§ EXERCISE BRIEF:
Count how many lines of the material hold "value". Respond with that number alone.

Begin

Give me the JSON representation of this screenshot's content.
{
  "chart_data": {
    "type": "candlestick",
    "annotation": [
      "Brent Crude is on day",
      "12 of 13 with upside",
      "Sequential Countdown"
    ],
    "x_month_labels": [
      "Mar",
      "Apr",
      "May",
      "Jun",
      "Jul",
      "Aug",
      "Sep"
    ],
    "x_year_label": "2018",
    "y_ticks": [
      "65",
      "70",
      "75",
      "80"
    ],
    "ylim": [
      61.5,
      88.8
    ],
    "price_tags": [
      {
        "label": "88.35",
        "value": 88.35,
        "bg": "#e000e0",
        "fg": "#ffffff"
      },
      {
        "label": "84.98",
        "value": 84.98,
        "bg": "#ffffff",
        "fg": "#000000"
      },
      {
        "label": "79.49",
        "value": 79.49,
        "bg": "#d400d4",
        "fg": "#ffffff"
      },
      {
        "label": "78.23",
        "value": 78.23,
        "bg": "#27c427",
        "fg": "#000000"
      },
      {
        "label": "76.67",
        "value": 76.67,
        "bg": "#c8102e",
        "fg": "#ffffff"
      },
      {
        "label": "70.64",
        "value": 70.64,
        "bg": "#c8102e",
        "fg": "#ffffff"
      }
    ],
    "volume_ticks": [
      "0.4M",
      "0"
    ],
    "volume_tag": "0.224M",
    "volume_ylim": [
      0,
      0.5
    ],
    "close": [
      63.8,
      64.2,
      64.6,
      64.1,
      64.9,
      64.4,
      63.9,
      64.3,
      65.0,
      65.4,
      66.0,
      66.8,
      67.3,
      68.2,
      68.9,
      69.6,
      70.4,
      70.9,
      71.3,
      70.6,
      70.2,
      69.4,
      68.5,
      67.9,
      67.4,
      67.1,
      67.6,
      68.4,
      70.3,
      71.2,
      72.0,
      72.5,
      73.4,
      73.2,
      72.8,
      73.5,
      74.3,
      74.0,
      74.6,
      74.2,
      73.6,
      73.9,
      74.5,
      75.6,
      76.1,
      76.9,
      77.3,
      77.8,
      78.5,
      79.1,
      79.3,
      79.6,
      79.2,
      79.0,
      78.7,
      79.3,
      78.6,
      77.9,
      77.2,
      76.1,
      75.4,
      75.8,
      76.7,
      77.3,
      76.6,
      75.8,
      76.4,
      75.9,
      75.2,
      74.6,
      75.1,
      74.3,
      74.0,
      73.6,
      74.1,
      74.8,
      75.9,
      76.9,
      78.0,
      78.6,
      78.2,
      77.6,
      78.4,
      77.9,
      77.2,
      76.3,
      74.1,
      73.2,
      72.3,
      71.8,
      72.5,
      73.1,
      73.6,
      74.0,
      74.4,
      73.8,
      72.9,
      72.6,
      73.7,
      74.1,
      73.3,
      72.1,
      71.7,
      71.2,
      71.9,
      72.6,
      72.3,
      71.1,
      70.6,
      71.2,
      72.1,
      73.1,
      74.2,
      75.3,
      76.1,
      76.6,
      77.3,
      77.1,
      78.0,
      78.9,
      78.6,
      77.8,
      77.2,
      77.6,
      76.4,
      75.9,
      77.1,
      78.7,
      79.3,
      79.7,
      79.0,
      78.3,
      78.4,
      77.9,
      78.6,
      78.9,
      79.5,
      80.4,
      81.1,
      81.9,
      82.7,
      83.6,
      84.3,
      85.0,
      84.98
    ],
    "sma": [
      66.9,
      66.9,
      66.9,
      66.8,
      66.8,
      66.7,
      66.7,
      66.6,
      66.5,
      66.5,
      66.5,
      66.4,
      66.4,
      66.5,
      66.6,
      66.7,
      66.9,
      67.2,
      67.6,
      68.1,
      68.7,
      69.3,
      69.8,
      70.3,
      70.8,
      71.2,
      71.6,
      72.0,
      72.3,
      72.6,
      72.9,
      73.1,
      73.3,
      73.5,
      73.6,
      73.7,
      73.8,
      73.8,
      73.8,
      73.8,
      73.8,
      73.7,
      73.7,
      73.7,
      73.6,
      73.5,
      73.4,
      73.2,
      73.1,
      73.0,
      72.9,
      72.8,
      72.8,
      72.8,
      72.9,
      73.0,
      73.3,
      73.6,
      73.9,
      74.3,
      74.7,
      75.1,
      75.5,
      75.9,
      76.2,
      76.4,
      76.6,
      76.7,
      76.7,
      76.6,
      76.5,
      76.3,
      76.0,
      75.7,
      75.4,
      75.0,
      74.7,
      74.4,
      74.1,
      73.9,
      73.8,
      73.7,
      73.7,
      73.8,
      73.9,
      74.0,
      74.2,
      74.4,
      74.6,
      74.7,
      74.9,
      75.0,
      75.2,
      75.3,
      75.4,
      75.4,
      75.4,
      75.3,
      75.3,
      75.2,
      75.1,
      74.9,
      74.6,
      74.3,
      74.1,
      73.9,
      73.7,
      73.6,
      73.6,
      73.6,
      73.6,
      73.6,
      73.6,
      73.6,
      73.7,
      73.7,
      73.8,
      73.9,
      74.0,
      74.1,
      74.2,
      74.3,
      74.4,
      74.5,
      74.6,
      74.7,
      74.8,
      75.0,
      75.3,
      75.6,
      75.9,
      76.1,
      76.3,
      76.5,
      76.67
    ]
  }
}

End

§ THE RESULT:
6